## START Supplied material

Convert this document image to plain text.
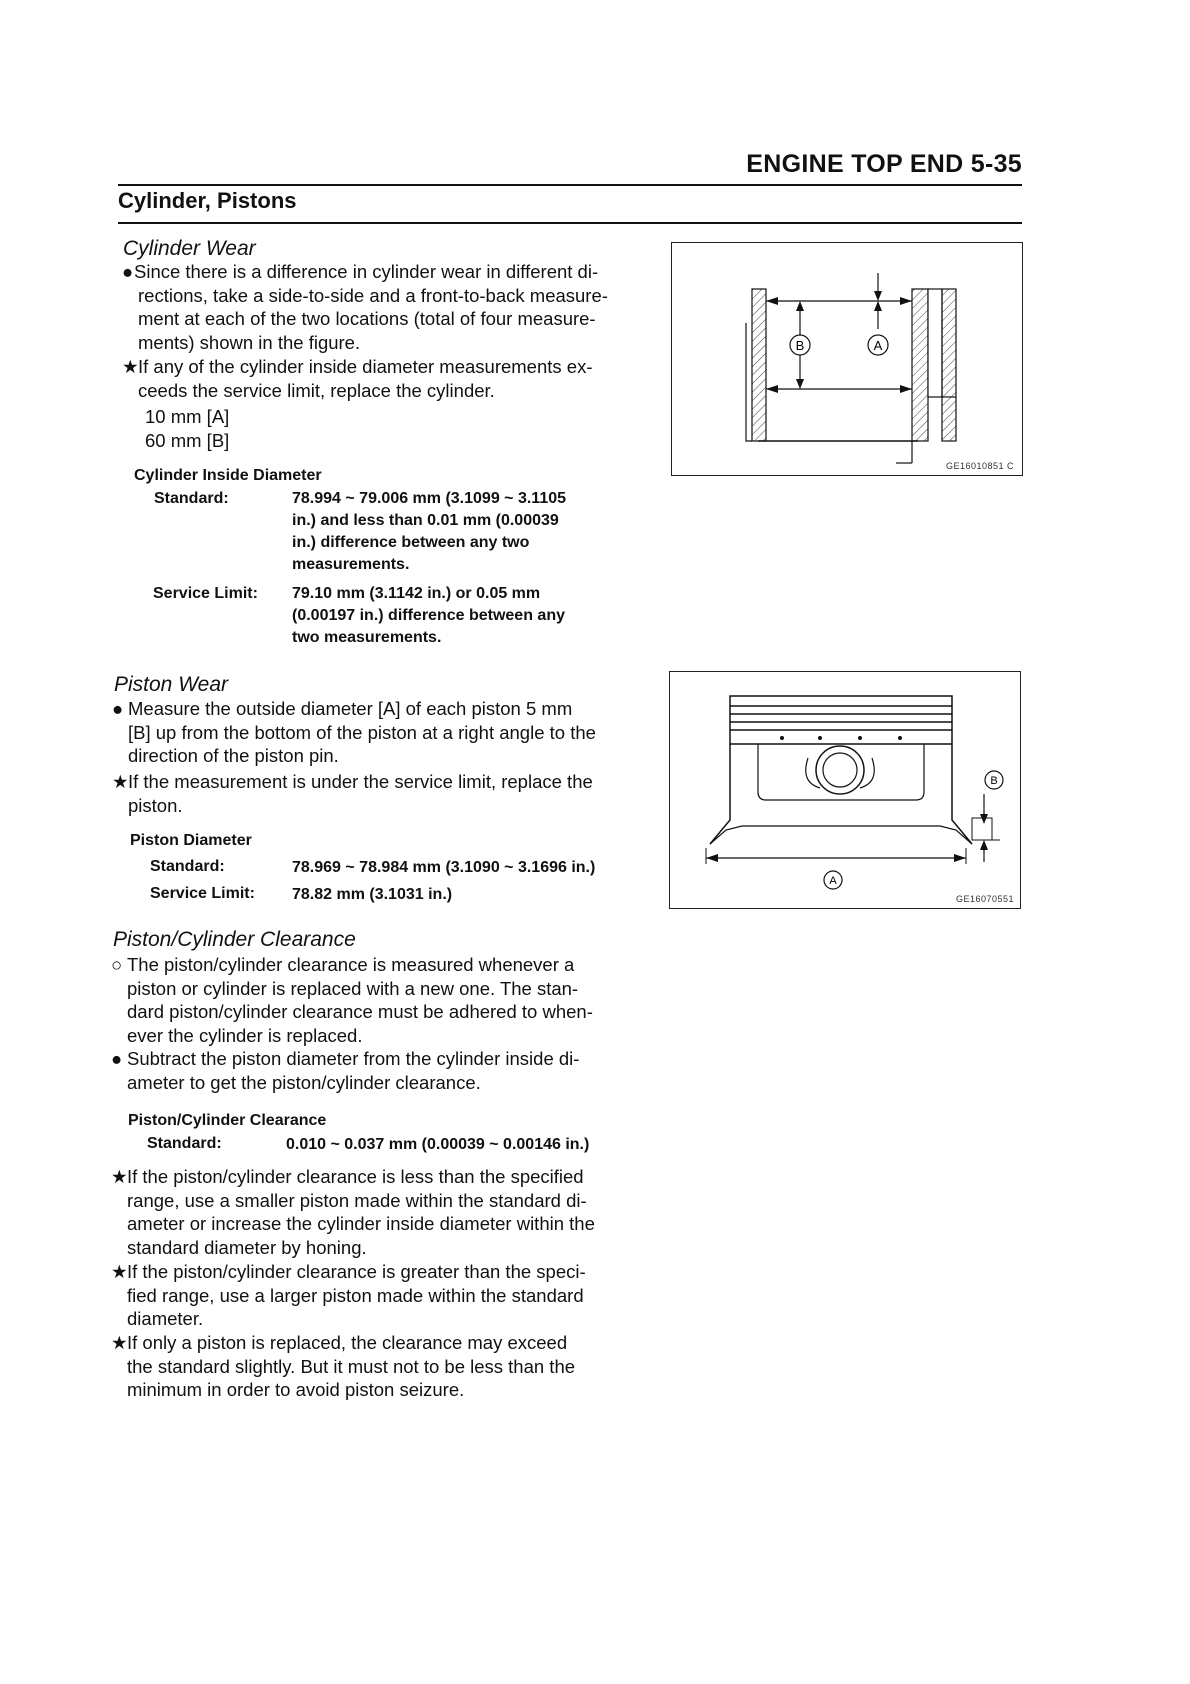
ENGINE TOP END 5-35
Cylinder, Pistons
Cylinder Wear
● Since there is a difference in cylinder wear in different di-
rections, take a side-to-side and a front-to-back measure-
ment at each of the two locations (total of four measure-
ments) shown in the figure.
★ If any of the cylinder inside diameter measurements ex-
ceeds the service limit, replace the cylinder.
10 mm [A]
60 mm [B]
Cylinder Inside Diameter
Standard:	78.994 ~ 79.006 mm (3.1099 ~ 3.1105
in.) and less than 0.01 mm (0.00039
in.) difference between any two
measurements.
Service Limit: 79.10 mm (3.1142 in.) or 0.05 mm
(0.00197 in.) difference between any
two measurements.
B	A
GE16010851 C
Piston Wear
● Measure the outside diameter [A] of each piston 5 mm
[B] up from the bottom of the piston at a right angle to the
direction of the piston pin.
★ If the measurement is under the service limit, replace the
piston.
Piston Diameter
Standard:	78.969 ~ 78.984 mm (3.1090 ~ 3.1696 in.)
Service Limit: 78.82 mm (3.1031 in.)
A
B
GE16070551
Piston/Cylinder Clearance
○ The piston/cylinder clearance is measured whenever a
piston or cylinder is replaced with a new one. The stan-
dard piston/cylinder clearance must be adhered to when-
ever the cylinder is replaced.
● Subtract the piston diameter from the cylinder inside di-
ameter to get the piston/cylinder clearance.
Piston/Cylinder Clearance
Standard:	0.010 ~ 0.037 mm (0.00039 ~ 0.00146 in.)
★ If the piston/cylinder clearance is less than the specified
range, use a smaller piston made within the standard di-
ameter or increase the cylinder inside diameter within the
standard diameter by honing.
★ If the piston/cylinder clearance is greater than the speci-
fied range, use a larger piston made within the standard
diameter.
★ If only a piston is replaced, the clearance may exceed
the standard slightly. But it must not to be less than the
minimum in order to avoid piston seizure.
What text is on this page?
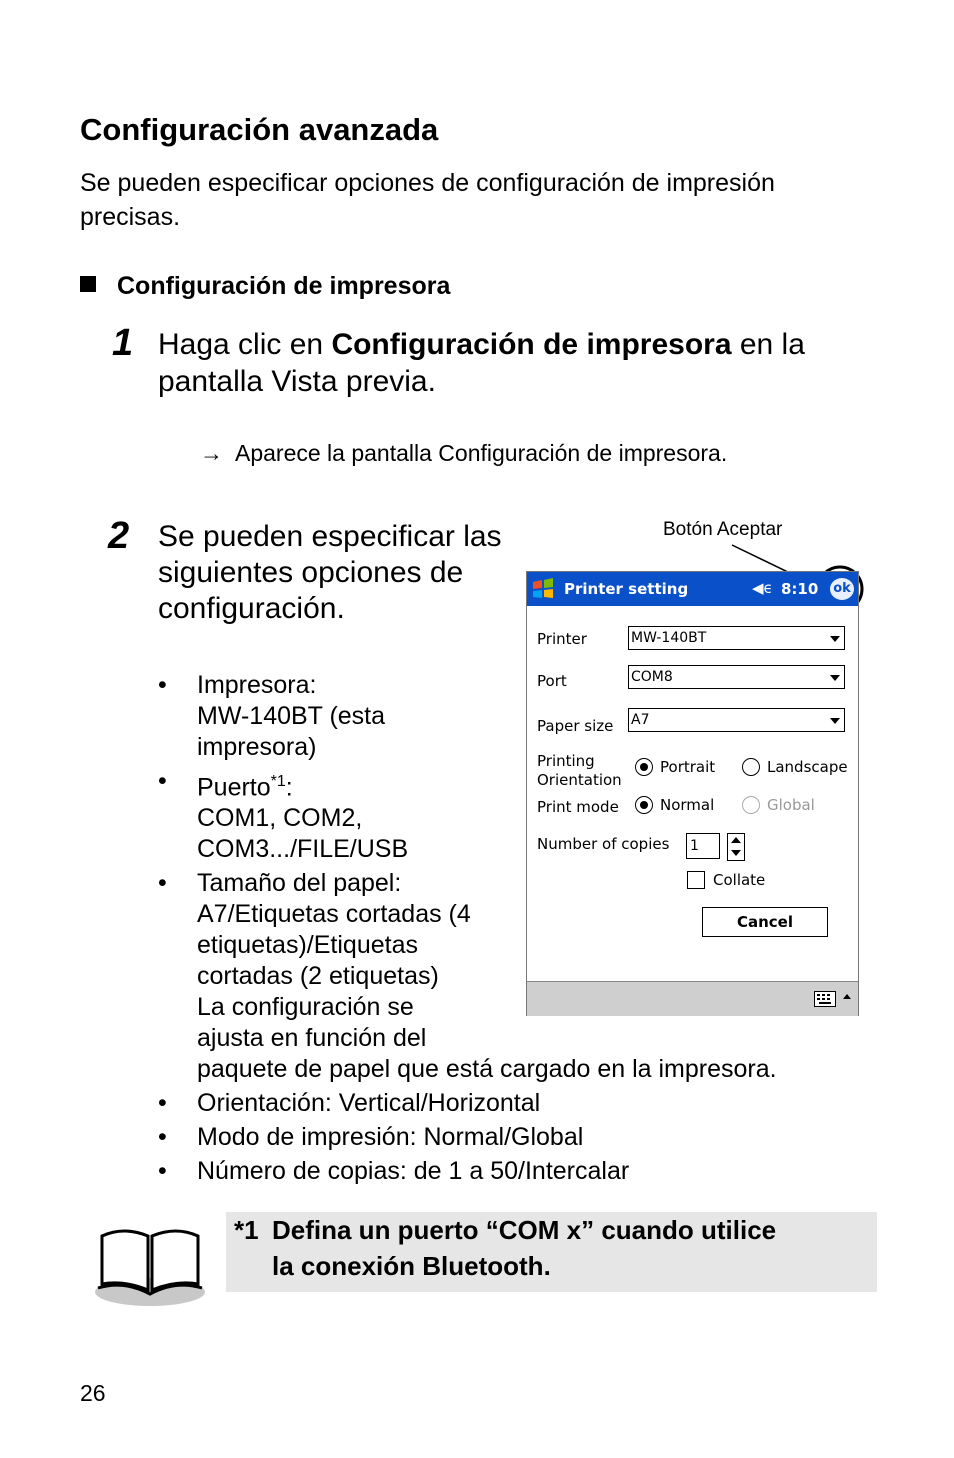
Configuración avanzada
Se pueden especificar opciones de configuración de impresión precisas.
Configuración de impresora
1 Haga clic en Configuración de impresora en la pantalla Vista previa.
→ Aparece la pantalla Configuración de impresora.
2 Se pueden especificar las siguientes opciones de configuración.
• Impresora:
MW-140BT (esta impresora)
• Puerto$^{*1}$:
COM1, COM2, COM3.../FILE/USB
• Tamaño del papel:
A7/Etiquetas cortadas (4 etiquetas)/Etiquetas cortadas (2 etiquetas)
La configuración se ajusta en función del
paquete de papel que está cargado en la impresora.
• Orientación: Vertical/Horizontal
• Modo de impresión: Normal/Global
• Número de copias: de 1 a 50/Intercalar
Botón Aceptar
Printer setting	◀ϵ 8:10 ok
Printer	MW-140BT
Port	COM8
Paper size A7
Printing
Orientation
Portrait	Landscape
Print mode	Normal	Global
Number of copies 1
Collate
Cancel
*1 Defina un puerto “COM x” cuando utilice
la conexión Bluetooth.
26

## END Supplied material

Quote every record above exactly, leaving out any pictures.

Convert this document image to plain text.
ENGINE TOP END 5-35
Cylinder, Pistons
Cylinder Wear
● Since there is a difference in cylinder wear in different di-
rections, take a side-to-side and a front-to-back measure-
ment at each of the two locations (total of four measure-
ments) shown in the figure.
★ If any of the cylinder inside diameter measurements ex-
ceeds the service limit, replace the cylinder.
10 mm [A]
60 mm [B]
Cylinder Inside Diameter
Standard:	78.994 ~ 79.006 mm (3.1099 ~ 3.1105
in.) and less than 0.01 mm (0.00039
in.) difference between any two
measurements.
Service Limit: 79.10 mm (3.1142 in.) or 0.05 mm
(0.00197 in.) difference between any
two measurements.
B	A
GE16010851 C
Piston Wear
● Measure the outside diameter [A] of each piston 5 mm
[B] up from the bottom of the piston at a right angle to the
direction of the piston pin.
★ If the measurement is under the service limit, replace the
piston.
Piston Diameter
Standard:	78.969 ~ 78.984 mm (3.1090 ~ 3.1696 in.)
Service Limit: 78.82 mm (3.1031 in.)
A
B
GE16070551
Piston/Cylinder Clearance
○ The piston/cylinder clearance is measured whenever a
piston or cylinder is replaced with a new one. The stan-
dard piston/cylinder clearance must be adhered to when-
ever the cylinder is replaced.
● Subtract the piston diameter from the cylinder inside di-
ameter to get the piston/cylinder clearance.
Piston/Cylinder Clearance
Standard:	0.010 ~ 0.037 mm (0.00039 ~ 0.00146 in.)
★ If the piston/cylinder clearance is less than the specified
range, use a smaller piston made within the standard di-
ameter or increase the cylinder inside diameter within the
standard diameter by honing.
★ If the piston/cylinder clearance is greater than the speci-
fied range, use a larger piston made within the standard
diameter.
★ If only a piston is replaced, the clearance may exceed
the standard slightly. But it must not to be less than the
minimum in order to avoid piston seizure.
What text is on this page?
Configuración avanzada
Se pueden especificar opciones de configuración de impresión precisas.
Configuración de impresora
1 Haga clic en Configuración de impresora en la pantalla Vista previa.
→ Aparece la pantalla Configuración de impresora.
2 Se pueden especificar las siguientes opciones de configuración.
• Impresora:
MW-140BT (esta impresora)
• Puerto$^{*1}$:
COM1, COM2, COM3.../FILE/USB
• Tamaño del papel:
A7/Etiquetas cortadas (4 etiquetas)/Etiquetas cortadas (2 etiquetas)
La configuración se ajusta en función del
paquete de papel que está cargado en la impresora.
• Orientación: Vertical/Horizontal
• Modo de impresión: Normal/Global
• Número de copias: de 1 a 50/Intercalar
Botón Aceptar
Printer setting	◀ϵ 8:10 ok
Printer	MW-140BT
Port	COM8
Paper size A7
Printing
Orientation
Portrait	Landscape
Print mode	Normal	Global
Number of copies 1
Collate
Cancel
*1 Defina un puerto “COM x” cuando utilice
la conexión Bluetooth.
26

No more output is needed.